STATED GOAL:
In the records below, find the line containing "Decode this image"; copy exactly that line and all lines after it to the end, and nothing else.

MATERIALS PROVIDED:
════════════════════
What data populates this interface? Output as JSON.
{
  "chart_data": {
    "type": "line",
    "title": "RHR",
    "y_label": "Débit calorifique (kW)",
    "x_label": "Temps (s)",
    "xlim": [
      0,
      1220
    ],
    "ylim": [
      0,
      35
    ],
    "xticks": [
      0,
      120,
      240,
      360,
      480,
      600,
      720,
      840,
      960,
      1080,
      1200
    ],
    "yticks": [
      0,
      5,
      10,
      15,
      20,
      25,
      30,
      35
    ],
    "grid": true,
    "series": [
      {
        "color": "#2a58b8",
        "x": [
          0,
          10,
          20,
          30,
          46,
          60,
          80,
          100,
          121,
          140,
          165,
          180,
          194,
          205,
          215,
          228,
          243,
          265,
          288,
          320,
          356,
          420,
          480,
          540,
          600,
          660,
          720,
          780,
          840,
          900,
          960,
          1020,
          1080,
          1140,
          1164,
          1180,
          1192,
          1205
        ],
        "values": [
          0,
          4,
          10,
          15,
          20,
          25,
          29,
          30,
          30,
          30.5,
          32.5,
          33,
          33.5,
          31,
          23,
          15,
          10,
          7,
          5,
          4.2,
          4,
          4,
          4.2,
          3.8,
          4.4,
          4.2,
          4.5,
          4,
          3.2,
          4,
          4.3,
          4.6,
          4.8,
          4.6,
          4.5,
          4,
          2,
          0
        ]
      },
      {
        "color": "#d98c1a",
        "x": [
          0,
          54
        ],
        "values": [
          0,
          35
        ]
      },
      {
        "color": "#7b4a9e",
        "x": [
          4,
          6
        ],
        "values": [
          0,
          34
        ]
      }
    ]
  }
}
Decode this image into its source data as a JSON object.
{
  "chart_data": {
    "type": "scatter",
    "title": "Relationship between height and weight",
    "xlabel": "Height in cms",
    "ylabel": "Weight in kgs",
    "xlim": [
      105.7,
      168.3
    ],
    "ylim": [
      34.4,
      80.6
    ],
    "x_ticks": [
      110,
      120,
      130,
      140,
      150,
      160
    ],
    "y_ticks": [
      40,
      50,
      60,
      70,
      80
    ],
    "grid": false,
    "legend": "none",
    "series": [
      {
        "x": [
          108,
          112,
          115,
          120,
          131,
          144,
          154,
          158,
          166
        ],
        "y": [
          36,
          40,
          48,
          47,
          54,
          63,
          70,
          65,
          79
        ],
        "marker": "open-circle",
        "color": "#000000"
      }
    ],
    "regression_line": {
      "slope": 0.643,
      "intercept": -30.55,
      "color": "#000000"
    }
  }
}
════════════════════
RESULT FOR THIS TASK:
Decode this image into its source data as a JSON object.
{
  "chart_data": {
    "type": "scatter",
    "title": "Relationship between height and weight",
    "xlabel": "Height in cms",
    "ylabel": "Weight in kgs",
    "xlim": [
      105.7,
      168.3
    ],
    "ylim": [
      34.4,
      80.6
    ],
    "x_ticks": [
      110,
      120,
      130,
      140,
      150,
      160
    ],
    "y_ticks": [
      40,
      50,
      60,
      70,
      80
    ],
    "grid": false,
    "legend": "none",
    "series": [
      {
        "x": [
          108,
          112,
          115,
          120,
          131,
          144,
          154,
          158,
          166
        ],
        "y": [
          36,
          40,
          48,
          47,
          54,
          63,
          70,
          65,
          79
        ],
        "marker": "open-circle",
        "color": "#000000"
      }
    ],
    "regression_line": {
      "slope": 0.643,
      "intercept": -30.55,
      "color": "#000000"
    }
  }
}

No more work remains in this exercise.